··· MATERIAL FOR THIS EXERCISE ···

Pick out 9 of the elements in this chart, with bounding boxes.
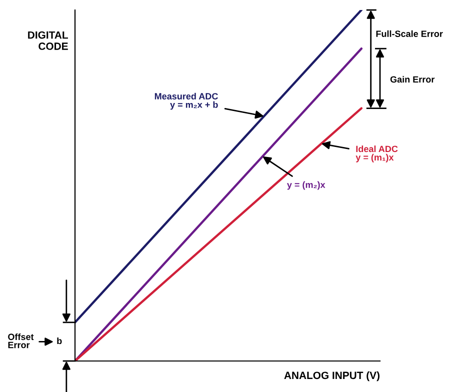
annotation: Gain Error [390,76,435,83]
text: y = (m₂)x [286,181,326,190]
text: Ideal ADC y = (m₁)x [356,145,398,162]
text: Measured ADC y = m₂x + b [154,92,218,110]
annotation: Offset Error [8,333,34,348]
annotation: b [57,337,62,344]
y-axis-title: DIGITAL CODE [28,31,68,50]
annotation: Full-Scale Error [376,30,443,37]
x-axis-title: ANALOG INPUT (V) [284,371,380,382]
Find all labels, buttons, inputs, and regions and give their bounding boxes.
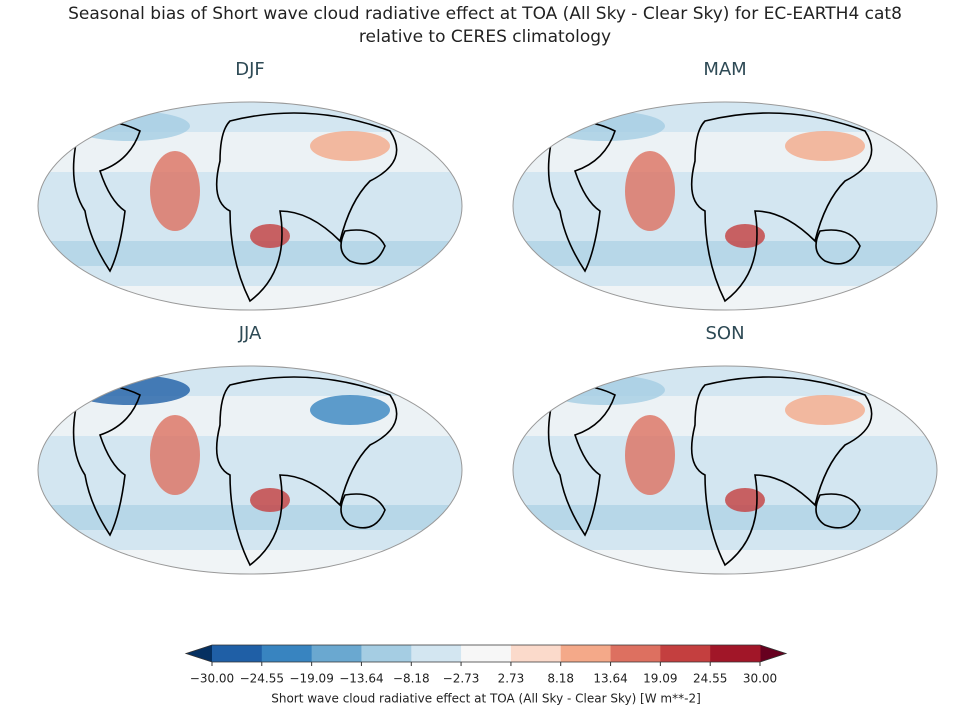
map bbox=[513, 102, 937, 310]
colorbar-tick-label: −24.55 bbox=[240, 672, 284, 686]
blob bbox=[725, 488, 765, 512]
colorbar-label: Short wave cloud radiative effect at TOA… bbox=[271, 692, 701, 706]
map-border bbox=[37, 101, 463, 311]
blob bbox=[150, 415, 200, 495]
map-border bbox=[512, 101, 938, 311]
colorbar-tick-label: −2.73 bbox=[443, 672, 480, 686]
map-border bbox=[512, 365, 938, 575]
panel-title: JJA bbox=[238, 323, 262, 344]
colorbar-bin bbox=[510, 645, 562, 662]
blob bbox=[150, 151, 200, 231]
map-border bbox=[37, 365, 463, 575]
figure-title: relative to CERES climatology bbox=[359, 27, 611, 47]
coastline bbox=[72, 385, 141, 537]
colorbar-bin bbox=[610, 645, 661, 662]
blob bbox=[310, 131, 390, 161]
blob bbox=[310, 395, 390, 425]
colorbar-tick-label: −19.09 bbox=[289, 672, 333, 686]
colorbar-bin bbox=[560, 645, 612, 662]
band bbox=[38, 505, 462, 530]
panel-title: SON bbox=[705, 323, 744, 344]
blob bbox=[625, 415, 675, 495]
colorbar-tick-label: 13.64 bbox=[593, 672, 627, 686]
coastline bbox=[815, 229, 861, 265]
colorbar-tick-label: 19.09 bbox=[643, 672, 677, 686]
coastline bbox=[340, 229, 386, 265]
colorbar-bin bbox=[361, 645, 412, 662]
blob bbox=[725, 224, 765, 248]
coastline bbox=[215, 112, 398, 303]
coastline bbox=[690, 112, 873, 303]
colorbar-tick-label: −13.64 bbox=[339, 672, 383, 686]
colorbar-tick-label: 2.73 bbox=[498, 672, 525, 686]
panel-title: MAM bbox=[703, 59, 746, 80]
band bbox=[38, 241, 462, 266]
colorbar-tick-label: −30.00 bbox=[190, 672, 234, 686]
panel-title: DJF bbox=[235, 59, 265, 80]
band bbox=[513, 241, 937, 266]
colorbar-tick-label: 8.18 bbox=[547, 672, 574, 686]
band bbox=[513, 505, 937, 530]
colorbar-tick-label: −8.18 bbox=[393, 672, 430, 686]
figure-title: Seasonal bias of Short wave cloud radiat… bbox=[68, 4, 902, 24]
coastline bbox=[215, 376, 398, 567]
blob bbox=[785, 395, 865, 425]
colorbar-bin bbox=[212, 645, 263, 662]
colorbar-bin bbox=[411, 645, 462, 662]
coastline bbox=[547, 385, 616, 537]
map bbox=[513, 366, 937, 574]
coastline bbox=[690, 376, 873, 567]
coastline bbox=[815, 493, 861, 529]
coastline bbox=[340, 493, 386, 529]
colorbar-bin bbox=[261, 645, 313, 662]
blob bbox=[250, 488, 290, 512]
blob bbox=[250, 224, 290, 248]
blob bbox=[785, 131, 865, 161]
map bbox=[38, 366, 462, 574]
colorbar-under bbox=[186, 645, 212, 662]
colorbar-bin bbox=[660, 645, 711, 662]
colorbar-bin bbox=[311, 645, 362, 662]
colorbar-tick-label: 30.00 bbox=[743, 672, 777, 686]
colorbar-bin bbox=[461, 645, 512, 662]
coastline bbox=[547, 121, 616, 273]
blob bbox=[625, 151, 675, 231]
colorbar-tick-label: 24.55 bbox=[693, 672, 727, 686]
map bbox=[38, 102, 462, 310]
colorbar-bin bbox=[710, 645, 761, 662]
coastline bbox=[72, 121, 141, 273]
colorbar-over bbox=[760, 645, 786, 662]
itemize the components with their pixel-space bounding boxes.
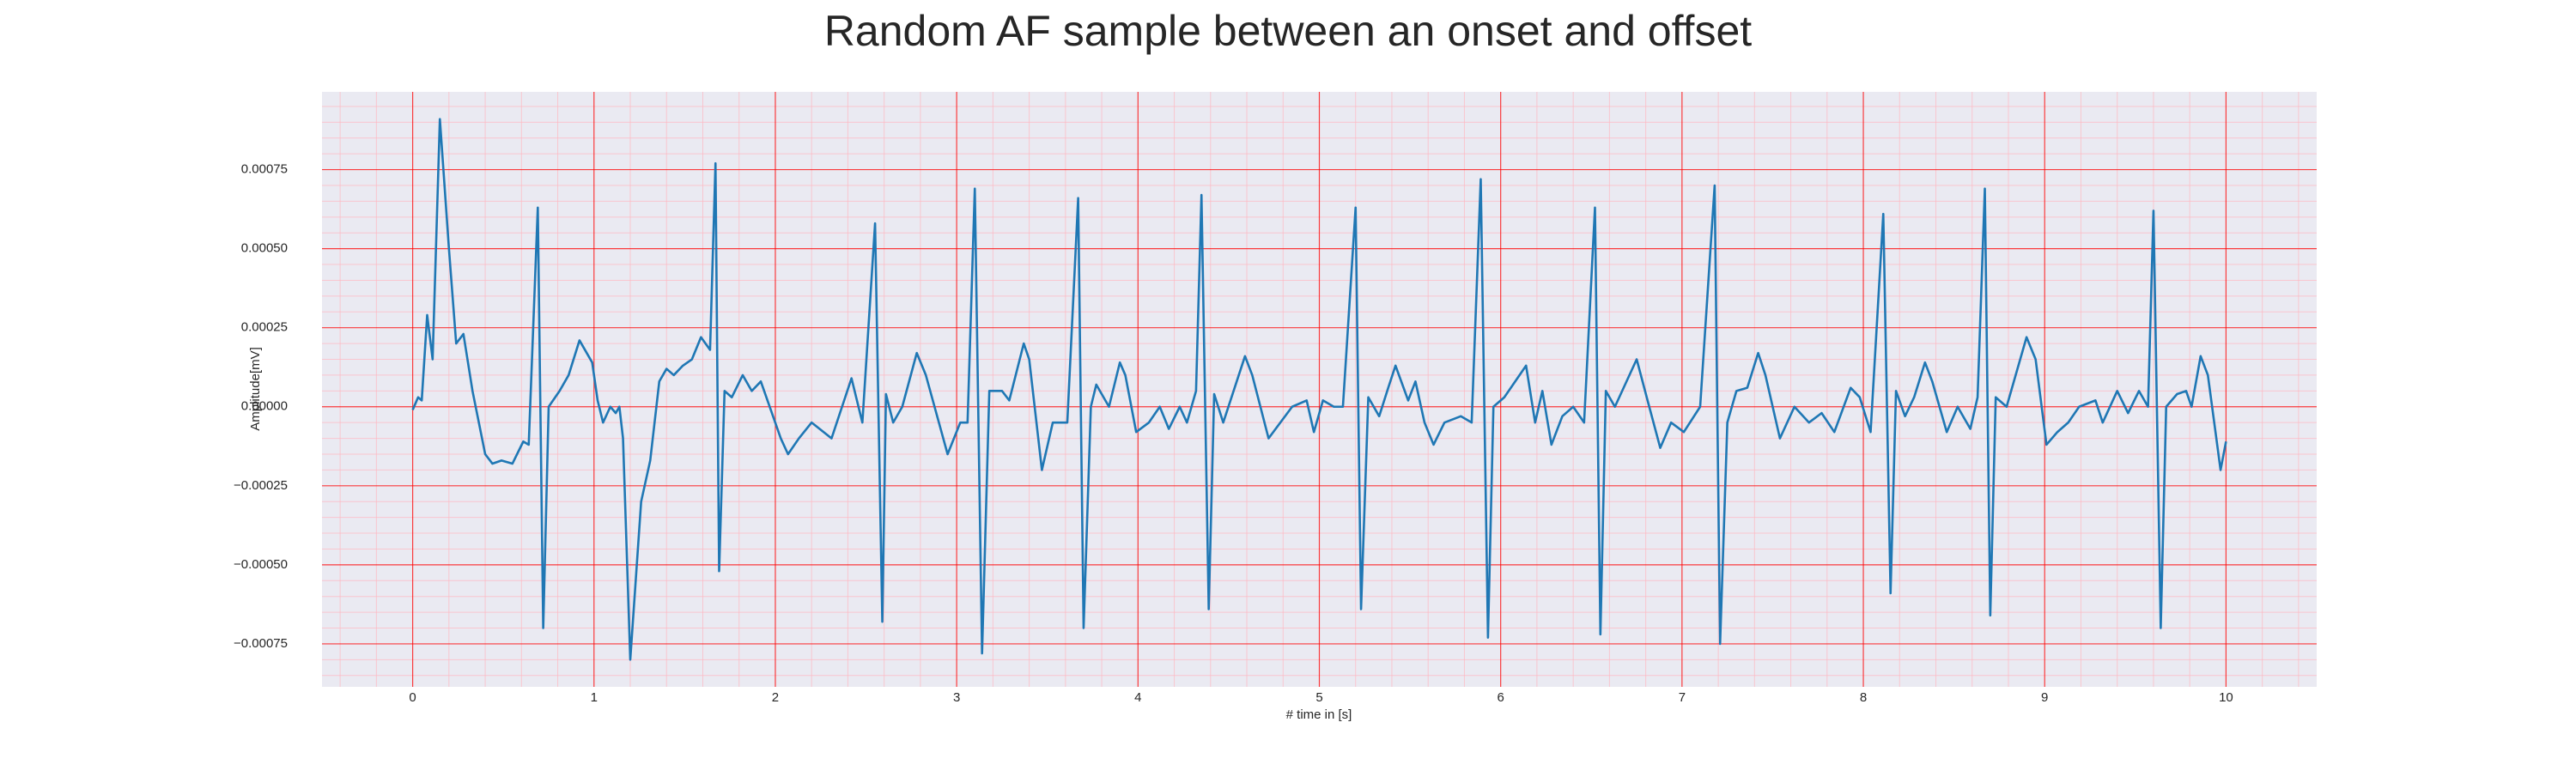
x-tick-label: 5 <box>1315 690 1322 705</box>
major-grid <box>322 92 2317 687</box>
chart-title: Random AF sample between an onset and of… <box>824 7 1752 55</box>
x-axis-label: # time in [s] <box>1286 707 1352 722</box>
x-tick-label: 2 <box>772 690 779 705</box>
y-tick-label: −0.00050 <box>234 557 288 572</box>
x-tick-label: 7 <box>1679 690 1686 705</box>
x-tick-label: 0 <box>409 690 416 705</box>
x-tick-label: 4 <box>1134 690 1141 705</box>
x-tick-label: 10 <box>2219 690 2233 705</box>
data-layer <box>411 118 2227 661</box>
y-tick-label: 0.00075 <box>241 162 288 177</box>
tick-labels: 0 1 2 3 4 5 6 7 8 9 10 −0.00075 −0.00050 −0.00025 0.00… <box>234 162 2233 705</box>
y-tick-label: 0.00025 <box>241 320 288 335</box>
line-series <box>411 118 2227 661</box>
y-tick-label: 0.00050 <box>241 241 288 256</box>
y-tick-label: 0.00000 <box>241 399 288 414</box>
x-tick-label: 8 <box>1860 690 1867 705</box>
y-tick-label: −0.00025 <box>234 478 288 493</box>
x-tick-label: 9 <box>2041 690 2048 705</box>
x-tick-label: 1 <box>591 690 598 705</box>
y-tick-label: −0.00075 <box>234 636 288 651</box>
x-tick-label: 6 <box>1498 690 1504 705</box>
x-tick-label: 3 <box>953 690 960 705</box>
y-axis-label: Amplitude[mV] <box>248 347 263 431</box>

···

--- WHAT TO DO ---
Count the lines of the records above that contain the string "coastline", treating uppercase and lowercase as different, and give only the number.

--- SOLUTION BELOW ---
12